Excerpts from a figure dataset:
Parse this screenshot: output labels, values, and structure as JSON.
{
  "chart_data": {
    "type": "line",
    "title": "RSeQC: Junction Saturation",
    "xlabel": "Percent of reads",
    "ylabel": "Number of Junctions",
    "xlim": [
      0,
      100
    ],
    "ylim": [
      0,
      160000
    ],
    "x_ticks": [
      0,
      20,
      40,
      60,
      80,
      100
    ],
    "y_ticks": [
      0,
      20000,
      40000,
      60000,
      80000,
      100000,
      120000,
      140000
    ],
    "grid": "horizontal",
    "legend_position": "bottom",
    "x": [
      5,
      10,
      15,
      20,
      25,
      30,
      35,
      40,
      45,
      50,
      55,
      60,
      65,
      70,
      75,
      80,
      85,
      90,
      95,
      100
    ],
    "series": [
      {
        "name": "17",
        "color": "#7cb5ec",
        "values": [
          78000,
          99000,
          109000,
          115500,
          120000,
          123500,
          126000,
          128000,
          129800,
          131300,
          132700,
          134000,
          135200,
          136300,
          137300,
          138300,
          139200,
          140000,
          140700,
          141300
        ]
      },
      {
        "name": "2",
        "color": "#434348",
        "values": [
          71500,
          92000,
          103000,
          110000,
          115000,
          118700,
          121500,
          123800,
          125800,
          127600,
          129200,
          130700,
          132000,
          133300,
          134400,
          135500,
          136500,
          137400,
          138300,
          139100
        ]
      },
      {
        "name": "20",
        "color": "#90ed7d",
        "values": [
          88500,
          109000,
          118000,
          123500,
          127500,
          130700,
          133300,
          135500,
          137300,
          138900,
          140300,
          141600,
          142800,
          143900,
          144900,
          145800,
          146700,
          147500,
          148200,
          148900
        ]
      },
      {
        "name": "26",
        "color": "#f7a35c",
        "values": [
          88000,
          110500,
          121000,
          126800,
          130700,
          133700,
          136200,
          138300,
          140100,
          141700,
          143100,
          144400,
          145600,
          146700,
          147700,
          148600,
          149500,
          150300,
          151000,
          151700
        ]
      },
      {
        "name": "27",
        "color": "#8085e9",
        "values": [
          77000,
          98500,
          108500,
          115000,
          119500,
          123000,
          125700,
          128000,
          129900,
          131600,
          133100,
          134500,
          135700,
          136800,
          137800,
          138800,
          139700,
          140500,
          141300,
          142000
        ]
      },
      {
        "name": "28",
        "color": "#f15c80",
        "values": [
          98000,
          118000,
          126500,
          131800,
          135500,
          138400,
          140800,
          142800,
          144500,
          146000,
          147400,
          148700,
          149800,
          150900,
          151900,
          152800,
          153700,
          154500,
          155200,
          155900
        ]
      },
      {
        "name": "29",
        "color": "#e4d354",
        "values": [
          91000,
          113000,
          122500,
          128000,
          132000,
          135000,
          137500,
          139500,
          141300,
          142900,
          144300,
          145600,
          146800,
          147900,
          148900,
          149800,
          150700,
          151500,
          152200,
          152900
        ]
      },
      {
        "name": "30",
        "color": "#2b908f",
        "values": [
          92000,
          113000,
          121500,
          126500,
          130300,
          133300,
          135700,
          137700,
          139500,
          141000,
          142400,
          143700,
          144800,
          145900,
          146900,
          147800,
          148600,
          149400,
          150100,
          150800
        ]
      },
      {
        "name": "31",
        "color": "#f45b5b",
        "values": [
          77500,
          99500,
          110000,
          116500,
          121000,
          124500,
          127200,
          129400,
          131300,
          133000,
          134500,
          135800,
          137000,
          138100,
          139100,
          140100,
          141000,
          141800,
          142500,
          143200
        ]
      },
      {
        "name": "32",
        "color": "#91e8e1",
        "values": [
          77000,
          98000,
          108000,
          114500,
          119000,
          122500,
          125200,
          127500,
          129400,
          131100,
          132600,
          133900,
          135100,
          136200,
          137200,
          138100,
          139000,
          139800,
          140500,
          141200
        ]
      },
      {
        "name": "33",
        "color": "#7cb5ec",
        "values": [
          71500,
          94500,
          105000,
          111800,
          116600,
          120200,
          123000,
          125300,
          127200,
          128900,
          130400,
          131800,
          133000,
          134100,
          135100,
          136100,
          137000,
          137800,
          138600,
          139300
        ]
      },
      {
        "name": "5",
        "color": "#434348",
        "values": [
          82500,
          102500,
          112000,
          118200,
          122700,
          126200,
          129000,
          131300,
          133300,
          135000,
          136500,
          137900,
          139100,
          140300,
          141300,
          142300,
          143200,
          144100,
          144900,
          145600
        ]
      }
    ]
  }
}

● SET PROBLEM
Transcribe all entries exactly as they are given.

● SOLUTION
Parse this screenshot: output labels, values, and structure as JSON.
{
  "chart_data": {
    "type": "line",
    "title": "RSeQC: Junction Saturation",
    "xlabel": "Percent of reads",
    "ylabel": "Number of Junctions",
    "xlim": [
      0,
      100
    ],
    "ylim": [
      0,
      160000
    ],
    "x_ticks": [
      0,
      20,
      40,
      60,
      80,
      100
    ],
    "y_ticks": [
      0,
      20000,
      40000,
      60000,
      80000,
      100000,
      120000,
      140000
    ],
    "grid": "horizontal",
    "legend_position": "bottom",
    "x": [
      5,
      10,
      15,
      20,
      25,
      30,
      35,
      40,
      45,
      50,
      55,
      60,
      65,
      70,
      75,
      80,
      85,
      90,
      95,
      100
    ],
    "series": [
      {
        "name": "17",
        "color": "#7cb5ec",
        "values": [
          78000,
          99000,
          109000,
          115500,
          120000,
          123500,
          126000,
          128000,
          129800,
          131300,
          132700,
          134000,
          135200,
          136300,
          137300,
          138300,
          139200,
          140000,
          140700,
          141300
        ]
      },
      {
        "name": "2",
        "color": "#434348",
        "values": [
          71500,
          92000,
          103000,
          110000,
          115000,
          118700,
          121500,
          123800,
          125800,
          127600,
          129200,
          130700,
          132000,
          133300,
          134400,
          135500,
          136500,
          137400,
          138300,
          139100
        ]
      },
      {
        "name": "20",
        "color": "#90ed7d",
        "values": [
          88500,
          109000,
          118000,
          123500,
          127500,
          130700,
          133300,
          135500,
          137300,
          138900,
          140300,
          141600,
          142800,
          143900,
          144900,
          145800,
          146700,
          147500,
          148200,
          148900
        ]
      },
      {
        "name": "26",
        "color": "#f7a35c",
        "values": [
          88000,
          110500,
          121000,
          126800,
          130700,
          133700,
          136200,
          138300,
          140100,
          141700,
          143100,
          144400,
          145600,
          146700,
          147700,
          148600,
          149500,
          150300,
          151000,
          151700
        ]
      },
      {
        "name": "27",
        "color": "#8085e9",
        "values": [
          77000,
          98500,
          108500,
          115000,
          119500,
          123000,
          125700,
          128000,
          129900,
          131600,
          133100,
          134500,
          135700,
          136800,
          137800,
          138800,
          139700,
          140500,
          141300,
          142000
        ]
      },
      {
        "name": "28",
        "color": "#f15c80",
        "values": [
          98000,
          118000,
          126500,
          131800,
          135500,
          138400,
          140800,
          142800,
          144500,
          146000,
          147400,
          148700,
          149800,
          150900,
          151900,
          152800,
          153700,
          154500,
          155200,
          155900
        ]
      },
      {
        "name": "29",
        "color": "#e4d354",
        "values": [
          91000,
          113000,
          122500,
          128000,
          132000,
          135000,
          137500,
          139500,
          141300,
          142900,
          144300,
          145600,
          146800,
          147900,
          148900,
          149800,
          150700,
          151500,
          152200,
          152900
        ]
      },
      {
        "name": "30",
        "color": "#2b908f",
        "values": [
          92000,
          113000,
          121500,
          126500,
          130300,
          133300,
          135700,
          137700,
          139500,
          141000,
          142400,
          143700,
          144800,
          145900,
          146900,
          147800,
          148600,
          149400,
          150100,
          150800
        ]
      },
      {
        "name": "31",
        "color": "#f45b5b",
        "values": [
          77500,
          99500,
          110000,
          116500,
          121000,
          124500,
          127200,
          129400,
          131300,
          133000,
          134500,
          135800,
          137000,
          138100,
          139100,
          140100,
          141000,
          141800,
          142500,
          143200
        ]
      },
      {
        "name": "32",
        "color": "#91e8e1",
        "values": [
          77000,
          98000,
          108000,
          114500,
          119000,
          122500,
          125200,
          127500,
          129400,
          131100,
          132600,
          133900,
          135100,
          136200,
          137200,
          138100,
          139000,
          139800,
          140500,
          141200
        ]
      },
      {
        "name": "33",
        "color": "#7cb5ec",
        "values": [
          71500,
          94500,
          105000,
          111800,
          116600,
          120200,
          123000,
          125300,
          127200,
          128900,
          130400,
          131800,
          133000,
          134100,
          135100,
          136100,
          137000,
          137800,
          138600,
          139300
        ]
      },
      {
        "name": "5",
        "color": "#434348",
        "values": [
          82500,
          102500,
          112000,
          118200,
          122700,
          126200,
          129000,
          131300,
          133300,
          135000,
          136500,
          137900,
          139100,
          140300,
          141300,
          142300,
          143200,
          144100,
          144900,
          145600
        ]
      }
    ]
  }
}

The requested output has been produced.